Stored entries
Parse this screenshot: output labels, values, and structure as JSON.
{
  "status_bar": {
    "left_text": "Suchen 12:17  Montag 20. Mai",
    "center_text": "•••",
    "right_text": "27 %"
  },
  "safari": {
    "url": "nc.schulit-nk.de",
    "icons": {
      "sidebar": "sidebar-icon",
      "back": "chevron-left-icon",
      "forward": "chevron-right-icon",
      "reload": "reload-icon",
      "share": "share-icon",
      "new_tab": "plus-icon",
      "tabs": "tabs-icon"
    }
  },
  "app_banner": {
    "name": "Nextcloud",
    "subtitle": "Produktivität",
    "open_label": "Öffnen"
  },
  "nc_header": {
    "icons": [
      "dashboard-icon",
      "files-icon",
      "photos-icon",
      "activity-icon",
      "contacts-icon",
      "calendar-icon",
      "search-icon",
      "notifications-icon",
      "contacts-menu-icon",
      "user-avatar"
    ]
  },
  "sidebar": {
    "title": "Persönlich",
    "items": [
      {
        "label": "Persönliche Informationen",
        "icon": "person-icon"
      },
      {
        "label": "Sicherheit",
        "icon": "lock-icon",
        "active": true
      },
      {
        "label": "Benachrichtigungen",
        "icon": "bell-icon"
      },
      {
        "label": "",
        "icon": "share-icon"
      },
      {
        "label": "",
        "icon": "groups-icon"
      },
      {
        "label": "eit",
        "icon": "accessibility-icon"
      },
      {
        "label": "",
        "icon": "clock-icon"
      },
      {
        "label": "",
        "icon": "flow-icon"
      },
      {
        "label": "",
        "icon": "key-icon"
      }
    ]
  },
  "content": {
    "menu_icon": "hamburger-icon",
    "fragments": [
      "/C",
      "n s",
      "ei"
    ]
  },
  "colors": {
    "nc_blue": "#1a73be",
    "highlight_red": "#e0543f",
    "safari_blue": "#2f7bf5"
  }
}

→ Requirements: Above are some records; extract every one of them exactly.

→ Response to this task:
Parse this screenshot: output labels, values, and structure as JSON.
{
  "status_bar": {
    "left_text": "Suchen 12:17  Montag 20. Mai",
    "center_text": "•••",
    "right_text": "27 %"
  },
  "safari": {
    "url": "nc.schulit-nk.de",
    "icons": {
      "sidebar": "sidebar-icon",
      "back": "chevron-left-icon",
      "forward": "chevron-right-icon",
      "reload": "reload-icon",
      "share": "share-icon",
      "new_tab": "plus-icon",
      "tabs": "tabs-icon"
    }
  },
  "app_banner": {
    "name": "Nextcloud",
    "subtitle": "Produktivität",
    "open_label": "Öffnen"
  },
  "nc_header": {
    "icons": [
      "dashboard-icon",
      "files-icon",
      "photos-icon",
      "activity-icon",
      "contacts-icon",
      "calendar-icon",
      "search-icon",
      "notifications-icon",
      "contacts-menu-icon",
      "user-avatar"
    ]
  },
  "sidebar": {
    "title": "Persönlich",
    "items": [
      {
        "label": "Persönliche Informationen",
        "icon": "person-icon"
      },
      {
        "label": "Sicherheit",
        "icon": "lock-icon",
        "active": true
      },
      {
        "label": "Benachrichtigungen",
        "icon": "bell-icon"
      },
      {
        "label": "",
        "icon": "share-icon"
      },
      {
        "label": "",
        "icon": "groups-icon"
      },
      {
        "label": "eit",
        "icon": "accessibility-icon"
      },
      {
        "label": "",
        "icon": "clock-icon"
      },
      {
        "label": "",
        "icon": "flow-icon"
      },
      {
        "label": "",
        "icon": "key-icon"
      }
    ]
  },
  "content": {
    "menu_icon": "hamburger-icon",
    "fragments": [
      "/C",
      "n s",
      "ei"
    ]
  },
  "colors": {
    "nc_blue": "#1a73be",
    "highlight_red": "#e0543f",
    "safari_blue": "#2f7bf5"
  }
}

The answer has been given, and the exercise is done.